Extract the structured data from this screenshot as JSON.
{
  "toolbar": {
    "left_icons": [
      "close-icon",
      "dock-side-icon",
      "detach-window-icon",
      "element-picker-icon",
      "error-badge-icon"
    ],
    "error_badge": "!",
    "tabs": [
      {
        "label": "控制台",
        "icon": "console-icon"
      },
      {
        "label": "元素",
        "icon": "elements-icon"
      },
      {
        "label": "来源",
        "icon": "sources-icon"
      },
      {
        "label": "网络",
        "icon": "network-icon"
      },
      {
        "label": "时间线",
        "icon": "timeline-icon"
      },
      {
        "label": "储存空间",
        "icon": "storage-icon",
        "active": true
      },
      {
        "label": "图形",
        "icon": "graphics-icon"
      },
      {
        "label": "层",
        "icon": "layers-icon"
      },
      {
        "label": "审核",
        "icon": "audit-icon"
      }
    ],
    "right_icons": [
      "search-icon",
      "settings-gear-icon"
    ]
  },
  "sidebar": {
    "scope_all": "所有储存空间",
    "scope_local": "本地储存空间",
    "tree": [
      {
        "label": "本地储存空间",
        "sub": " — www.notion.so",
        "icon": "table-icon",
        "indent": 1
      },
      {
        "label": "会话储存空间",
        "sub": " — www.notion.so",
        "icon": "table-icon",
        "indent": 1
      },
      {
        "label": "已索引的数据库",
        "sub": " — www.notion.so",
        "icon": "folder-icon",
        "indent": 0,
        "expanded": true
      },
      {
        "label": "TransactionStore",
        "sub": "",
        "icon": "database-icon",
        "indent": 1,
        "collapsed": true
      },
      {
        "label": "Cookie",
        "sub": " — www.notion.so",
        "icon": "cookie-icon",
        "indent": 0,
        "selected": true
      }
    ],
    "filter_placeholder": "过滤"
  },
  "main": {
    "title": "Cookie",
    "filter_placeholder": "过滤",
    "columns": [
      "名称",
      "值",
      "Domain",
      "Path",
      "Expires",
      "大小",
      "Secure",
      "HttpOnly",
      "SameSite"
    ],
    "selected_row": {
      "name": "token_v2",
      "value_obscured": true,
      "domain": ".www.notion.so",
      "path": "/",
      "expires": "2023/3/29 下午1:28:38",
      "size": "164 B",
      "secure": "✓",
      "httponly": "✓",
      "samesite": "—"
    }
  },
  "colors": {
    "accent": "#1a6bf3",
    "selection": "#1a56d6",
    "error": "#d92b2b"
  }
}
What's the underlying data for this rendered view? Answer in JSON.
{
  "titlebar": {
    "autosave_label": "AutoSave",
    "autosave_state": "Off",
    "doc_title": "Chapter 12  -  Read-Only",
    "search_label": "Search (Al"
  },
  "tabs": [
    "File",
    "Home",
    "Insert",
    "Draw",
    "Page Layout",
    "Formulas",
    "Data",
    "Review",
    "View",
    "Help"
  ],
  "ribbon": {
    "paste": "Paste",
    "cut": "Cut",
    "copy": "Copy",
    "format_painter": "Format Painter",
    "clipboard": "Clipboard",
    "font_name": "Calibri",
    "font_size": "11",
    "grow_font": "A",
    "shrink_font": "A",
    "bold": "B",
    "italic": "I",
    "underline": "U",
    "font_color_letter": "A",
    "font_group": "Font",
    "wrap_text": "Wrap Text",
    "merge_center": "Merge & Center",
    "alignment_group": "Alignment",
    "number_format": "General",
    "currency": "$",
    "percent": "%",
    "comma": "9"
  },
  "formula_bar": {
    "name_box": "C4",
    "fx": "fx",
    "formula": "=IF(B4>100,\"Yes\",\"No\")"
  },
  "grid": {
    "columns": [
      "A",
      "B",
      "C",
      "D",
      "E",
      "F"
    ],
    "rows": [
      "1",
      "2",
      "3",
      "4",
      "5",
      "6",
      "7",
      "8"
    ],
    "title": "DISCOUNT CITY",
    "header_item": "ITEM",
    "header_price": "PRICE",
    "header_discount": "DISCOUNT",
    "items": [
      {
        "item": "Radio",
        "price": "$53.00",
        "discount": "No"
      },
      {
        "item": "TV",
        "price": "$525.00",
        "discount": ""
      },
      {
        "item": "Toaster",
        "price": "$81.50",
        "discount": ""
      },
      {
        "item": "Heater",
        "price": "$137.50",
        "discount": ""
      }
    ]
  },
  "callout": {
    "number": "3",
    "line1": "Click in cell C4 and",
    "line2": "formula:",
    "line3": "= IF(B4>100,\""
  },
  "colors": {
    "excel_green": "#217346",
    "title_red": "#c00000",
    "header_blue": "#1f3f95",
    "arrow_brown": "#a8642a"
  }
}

============

# Your objective
Copy every line of the material, please, keeping it exactly the same.

# Solved exercise
Extract the structured data from this screenshot as JSON.
{
  "toolbar": {
    "left_icons": [
      "close-icon",
      "dock-side-icon",
      "detach-window-icon",
      "element-picker-icon",
      "error-badge-icon"
    ],
    "error_badge": "!",
    "tabs": [
      {
        "label": "控制台",
        "icon": "console-icon"
      },
      {
        "label": "元素",
        "icon": "elements-icon"
      },
      {
        "label": "来源",
        "icon": "sources-icon"
      },
      {
        "label": "网络",
        "icon": "network-icon"
      },
      {
        "label": "时间线",
        "icon": "timeline-icon"
      },
      {
        "label": "储存空间",
        "icon": "storage-icon",
        "active": true
      },
      {
        "label": "图形",
        "icon": "graphics-icon"
      },
      {
        "label": "层",
        "icon": "layers-icon"
      },
      {
        "label": "审核",
        "icon": "audit-icon"
      }
    ],
    "right_icons": [
      "search-icon",
      "settings-gear-icon"
    ]
  },
  "sidebar": {
    "scope_all": "所有储存空间",
    "scope_local": "本地储存空间",
    "tree": [
      {
        "label": "本地储存空间",
        "sub": " — www.notion.so",
        "icon": "table-icon",
        "indent": 1
      },
      {
        "label": "会话储存空间",
        "sub": " — www.notion.so",
        "icon": "table-icon",
        "indent": 1
      },
      {
        "label": "已索引的数据库",
        "sub": " — www.notion.so",
        "icon": "folder-icon",
        "indent": 0,
        "expanded": true
      },
      {
        "label": "TransactionStore",
        "sub": "",
        "icon": "database-icon",
        "indent": 1,
        "collapsed": true
      },
      {
        "label": "Cookie",
        "sub": " — www.notion.so",
        "icon": "cookie-icon",
        "indent": 0,
        "selected": true
      }
    ],
    "filter_placeholder": "过滤"
  },
  "main": {
    "title": "Cookie",
    "filter_placeholder": "过滤",
    "columns": [
      "名称",
      "值",
      "Domain",
      "Path",
      "Expires",
      "大小",
      "Secure",
      "HttpOnly",
      "SameSite"
    ],
    "selected_row": {
      "name": "token_v2",
      "value_obscured": true,
      "domain": ".www.notion.so",
      "path": "/",
      "expires": "2023/3/29 下午1:28:38",
      "size": "164 B",
      "secure": "✓",
      "httponly": "✓",
      "samesite": "—"
    }
  },
  "colors": {
    "accent": "#1a6bf3",
    "selection": "#1a56d6",
    "error": "#d92b2b"
  }
}
What's the underlying data for this rendered view? Answer in JSON.
{
  "titlebar": {
    "autosave_label": "AutoSave",
    "autosave_state": "Off",
    "doc_title": "Chapter 12  -  Read-Only",
    "search_label": "Search (Al"
  },
  "tabs": [
    "File",
    "Home",
    "Insert",
    "Draw",
    "Page Layout",
    "Formulas",
    "Data",
    "Review",
    "View",
    "Help"
  ],
  "ribbon": {
    "paste": "Paste",
    "cut": "Cut",
    "copy": "Copy",
    "format_painter": "Format Painter",
    "clipboard": "Clipboard",
    "font_name": "Calibri",
    "font_size": "11",
    "grow_font": "A",
    "shrink_font": "A",
    "bold": "B",
    "italic": "I",
    "underline": "U",
    "font_color_letter": "A",
    "font_group": "Font",
    "wrap_text": "Wrap Text",
    "merge_center": "Merge & Center",
    "alignment_group": "Alignment",
    "number_format": "General",
    "currency": "$",
    "percent": "%",
    "comma": "9"
  },
  "formula_bar": {
    "name_box": "C4",
    "fx": "fx",
    "formula": "=IF(B4>100,\"Yes\",\"No\")"
  },
  "grid": {
    "columns": [
      "A",
      "B",
      "C",
      "D",
      "E",
      "F"
    ],
    "rows": [
      "1",
      "2",
      "3",
      "4",
      "5",
      "6",
      "7",
      "8"
    ],
    "title": "DISCOUNT CITY",
    "header_item": "ITEM",
    "header_price": "PRICE",
    "header_discount": "DISCOUNT",
    "items": [
      {
        "item": "Radio",
        "price": "$53.00",
        "discount": "No"
      },
      {
        "item": "TV",
        "price": "$525.00",
        "discount": ""
      },
      {
        "item": "Toaster",
        "price": "$81.50",
        "discount": ""
      },
      {
        "item": "Heater",
        "price": "$137.50",
        "discount": ""
      }
    ]
  },
  "callout": {
    "number": "3",
    "line1": "Click in cell C4 and",
    "line2": "formula:",
    "line3": "= IF(B4>100,\""
  },
  "colors": {
    "excel_green": "#217346",
    "title_red": "#c00000",
    "header_blue": "#1f3f95",
    "arrow_brown": "#a8642a"
  }
}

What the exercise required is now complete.